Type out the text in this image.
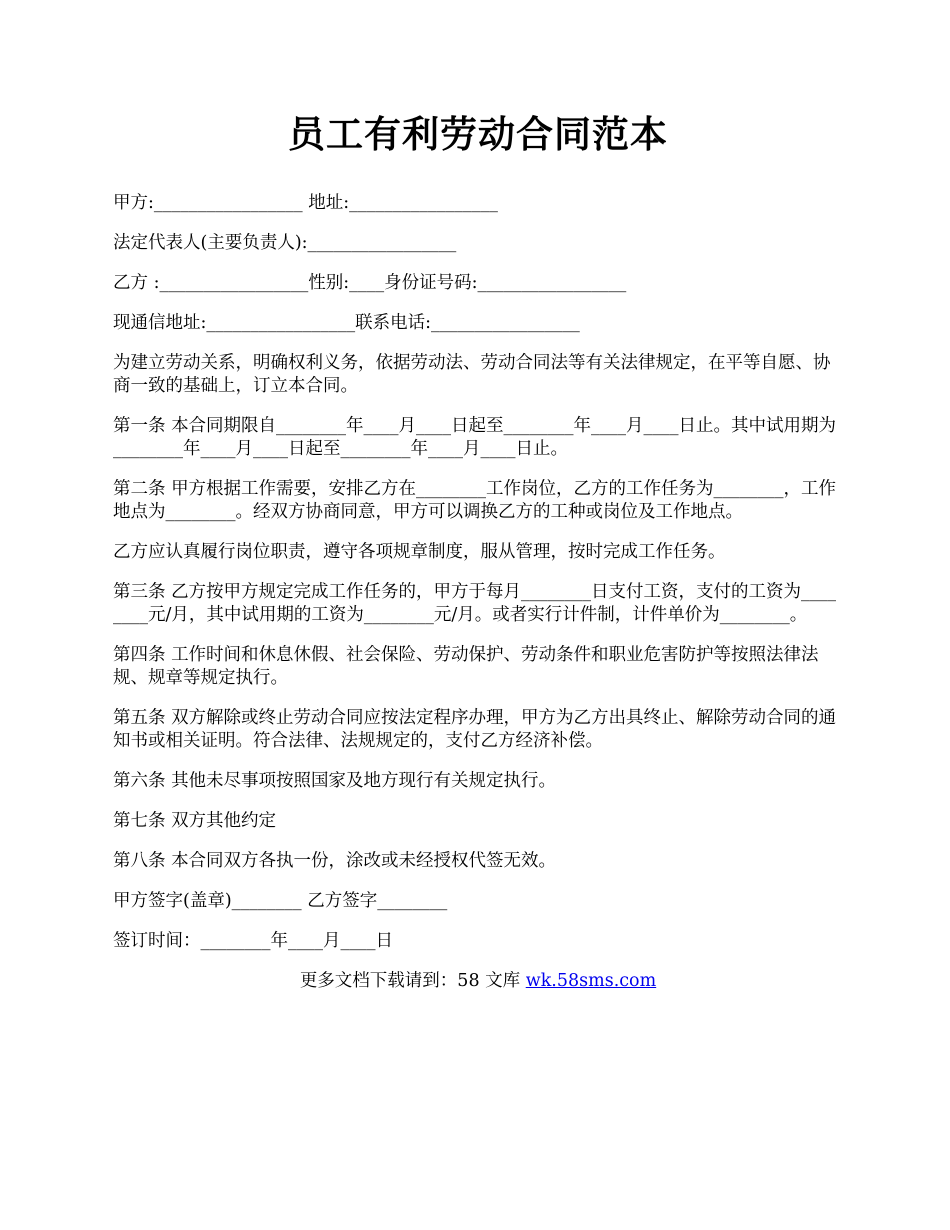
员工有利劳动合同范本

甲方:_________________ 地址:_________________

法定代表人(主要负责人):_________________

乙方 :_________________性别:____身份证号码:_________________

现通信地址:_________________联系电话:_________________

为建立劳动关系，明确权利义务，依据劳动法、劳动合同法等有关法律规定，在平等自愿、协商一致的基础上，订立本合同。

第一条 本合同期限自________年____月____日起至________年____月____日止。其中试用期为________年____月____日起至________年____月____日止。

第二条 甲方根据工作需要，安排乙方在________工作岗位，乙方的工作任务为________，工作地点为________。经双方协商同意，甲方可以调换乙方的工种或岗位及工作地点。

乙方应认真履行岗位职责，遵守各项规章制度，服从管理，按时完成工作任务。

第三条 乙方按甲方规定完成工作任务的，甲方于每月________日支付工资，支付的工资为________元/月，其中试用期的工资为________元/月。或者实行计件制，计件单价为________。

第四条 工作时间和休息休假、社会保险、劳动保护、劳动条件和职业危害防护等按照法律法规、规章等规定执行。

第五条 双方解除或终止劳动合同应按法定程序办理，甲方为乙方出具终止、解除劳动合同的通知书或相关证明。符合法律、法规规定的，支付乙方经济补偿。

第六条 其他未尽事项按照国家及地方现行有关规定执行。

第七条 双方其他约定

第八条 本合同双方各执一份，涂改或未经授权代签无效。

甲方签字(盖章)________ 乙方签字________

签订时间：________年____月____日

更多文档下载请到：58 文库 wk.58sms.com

————

§ Objective: Without including any picture, repeat the data exactly.

§ Solution to this task:
Type out the text in this image.
员工有利劳动合同范本

甲方:_________________ 地址:_________________

法定代表人(主要负责人):_________________

乙方 :_________________性别:____身份证号码:_________________

现通信地址:_________________联系电话:_________________

为建立劳动关系，明确权利义务，依据劳动法、劳动合同法等有关法律规定，在平等自愿、协商一致的基础上，订立本合同。

第一条 本合同期限自________年____月____日起至________年____月____日止。其中试用期为________年____月____日起至________年____月____日止。

第二条 甲方根据工作需要，安排乙方在________工作岗位，乙方的工作任务为________，工作地点为________。经双方协商同意，甲方可以调换乙方的工种或岗位及工作地点。

乙方应认真履行岗位职责，遵守各项规章制度，服从管理，按时完成工作任务。

第三条 乙方按甲方规定完成工作任务的，甲方于每月________日支付工资，支付的工资为________元/月，其中试用期的工资为________元/月。或者实行计件制，计件单价为________。

第四条 工作时间和休息休假、社会保险、劳动保护、劳动条件和职业危害防护等按照法律法规、规章等规定执行。

第五条 双方解除或终止劳动合同应按法定程序办理，甲方为乙方出具终止、解除劳动合同的通知书或相关证明。符合法律、法规规定的，支付乙方经济补偿。

第六条 其他未尽事项按照国家及地方现行有关规定执行。

第七条 双方其他约定

第八条 本合同双方各执一份，涂改或未经授权代签无效。

甲方签字(盖章)________ 乙方签字________

签订时间：________年____月____日

更多文档下载请到：58 文库 wk.58sms.com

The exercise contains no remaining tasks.